The records start

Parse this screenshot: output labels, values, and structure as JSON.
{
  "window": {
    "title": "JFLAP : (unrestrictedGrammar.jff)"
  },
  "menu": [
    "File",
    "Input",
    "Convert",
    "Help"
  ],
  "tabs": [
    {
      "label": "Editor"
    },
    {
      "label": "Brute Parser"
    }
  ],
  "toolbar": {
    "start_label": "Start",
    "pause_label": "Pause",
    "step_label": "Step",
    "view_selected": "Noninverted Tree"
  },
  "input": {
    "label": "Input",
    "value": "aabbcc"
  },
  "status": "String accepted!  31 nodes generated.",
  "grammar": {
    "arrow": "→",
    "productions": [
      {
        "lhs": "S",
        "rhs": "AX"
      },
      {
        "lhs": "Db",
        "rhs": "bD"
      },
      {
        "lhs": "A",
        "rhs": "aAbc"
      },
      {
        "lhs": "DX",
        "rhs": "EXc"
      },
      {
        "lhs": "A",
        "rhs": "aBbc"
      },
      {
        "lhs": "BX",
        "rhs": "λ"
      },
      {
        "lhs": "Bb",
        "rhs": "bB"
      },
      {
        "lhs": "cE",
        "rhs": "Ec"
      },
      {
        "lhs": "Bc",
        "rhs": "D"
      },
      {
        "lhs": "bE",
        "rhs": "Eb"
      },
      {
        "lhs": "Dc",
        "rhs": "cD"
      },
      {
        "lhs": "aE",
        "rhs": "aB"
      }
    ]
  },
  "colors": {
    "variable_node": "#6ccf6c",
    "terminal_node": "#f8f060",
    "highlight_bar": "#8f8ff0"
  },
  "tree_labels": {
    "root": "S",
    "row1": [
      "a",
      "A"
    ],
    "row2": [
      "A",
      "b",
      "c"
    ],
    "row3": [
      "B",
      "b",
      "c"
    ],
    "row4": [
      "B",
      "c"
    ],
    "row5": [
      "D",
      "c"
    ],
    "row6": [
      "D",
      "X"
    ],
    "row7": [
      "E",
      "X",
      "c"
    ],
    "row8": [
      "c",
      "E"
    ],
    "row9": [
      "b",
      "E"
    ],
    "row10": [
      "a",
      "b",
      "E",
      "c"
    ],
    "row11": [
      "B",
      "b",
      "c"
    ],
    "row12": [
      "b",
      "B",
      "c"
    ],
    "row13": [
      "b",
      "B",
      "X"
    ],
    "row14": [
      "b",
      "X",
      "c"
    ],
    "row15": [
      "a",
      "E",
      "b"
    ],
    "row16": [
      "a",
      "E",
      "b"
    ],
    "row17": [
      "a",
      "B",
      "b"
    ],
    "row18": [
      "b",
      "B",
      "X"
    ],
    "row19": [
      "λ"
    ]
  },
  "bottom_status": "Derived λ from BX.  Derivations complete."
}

The records end

» Objective: Faithfully reproduce all of the records, character for character.

» The completed task:
Parse this screenshot: output labels, values, and structure as JSON.
{
  "window": {
    "title": "JFLAP : (unrestrictedGrammar.jff)"
  },
  "menu": [
    "File",
    "Input",
    "Convert",
    "Help"
  ],
  "tabs": [
    {
      "label": "Editor"
    },
    {
      "label": "Brute Parser"
    }
  ],
  "toolbar": {
    "start_label": "Start",
    "pause_label": "Pause",
    "step_label": "Step",
    "view_selected": "Noninverted Tree"
  },
  "input": {
    "label": "Input",
    "value": "aabbcc"
  },
  "status": "String accepted!  31 nodes generated.",
  "grammar": {
    "arrow": "→",
    "productions": [
      {
        "lhs": "S",
        "rhs": "AX"
      },
      {
        "lhs": "Db",
        "rhs": "bD"
      },
      {
        "lhs": "A",
        "rhs": "aAbc"
      },
      {
        "lhs": "DX",
        "rhs": "EXc"
      },
      {
        "lhs": "A",
        "rhs": "aBbc"
      },
      {
        "lhs": "BX",
        "rhs": "λ"
      },
      {
        "lhs": "Bb",
        "rhs": "bB"
      },
      {
        "lhs": "cE",
        "rhs": "Ec"
      },
      {
        "lhs": "Bc",
        "rhs": "D"
      },
      {
        "lhs": "bE",
        "rhs": "Eb"
      },
      {
        "lhs": "Dc",
        "rhs": "cD"
      },
      {
        "lhs": "aE",
        "rhs": "aB"
      }
    ]
  },
  "colors": {
    "variable_node": "#6ccf6c",
    "terminal_node": "#f8f060",
    "highlight_bar": "#8f8ff0"
  },
  "tree_labels": {
    "root": "S",
    "row1": [
      "a",
      "A"
    ],
    "row2": [
      "A",
      "b",
      "c"
    ],
    "row3": [
      "B",
      "b",
      "c"
    ],
    "row4": [
      "B",
      "c"
    ],
    "row5": [
      "D",
      "c"
    ],
    "row6": [
      "D",
      "X"
    ],
    "row7": [
      "E",
      "X",
      "c"
    ],
    "row8": [
      "c",
      "E"
    ],
    "row9": [
      "b",
      "E"
    ],
    "row10": [
      "a",
      "b",
      "E",
      "c"
    ],
    "row11": [
      "B",
      "b",
      "c"
    ],
    "row12": [
      "b",
      "B",
      "c"
    ],
    "row13": [
      "b",
      "B",
      "X"
    ],
    "row14": [
      "b",
      "X",
      "c"
    ],
    "row15": [
      "a",
      "E",
      "b"
    ],
    "row16": [
      "a",
      "E",
      "b"
    ],
    "row17": [
      "a",
      "B",
      "b"
    ],
    "row18": [
      "b",
      "B",
      "X"
    ],
    "row19": [
      "λ"
    ]
  },
  "bottom_status": "Derived λ from BX.  Derivations complete."
}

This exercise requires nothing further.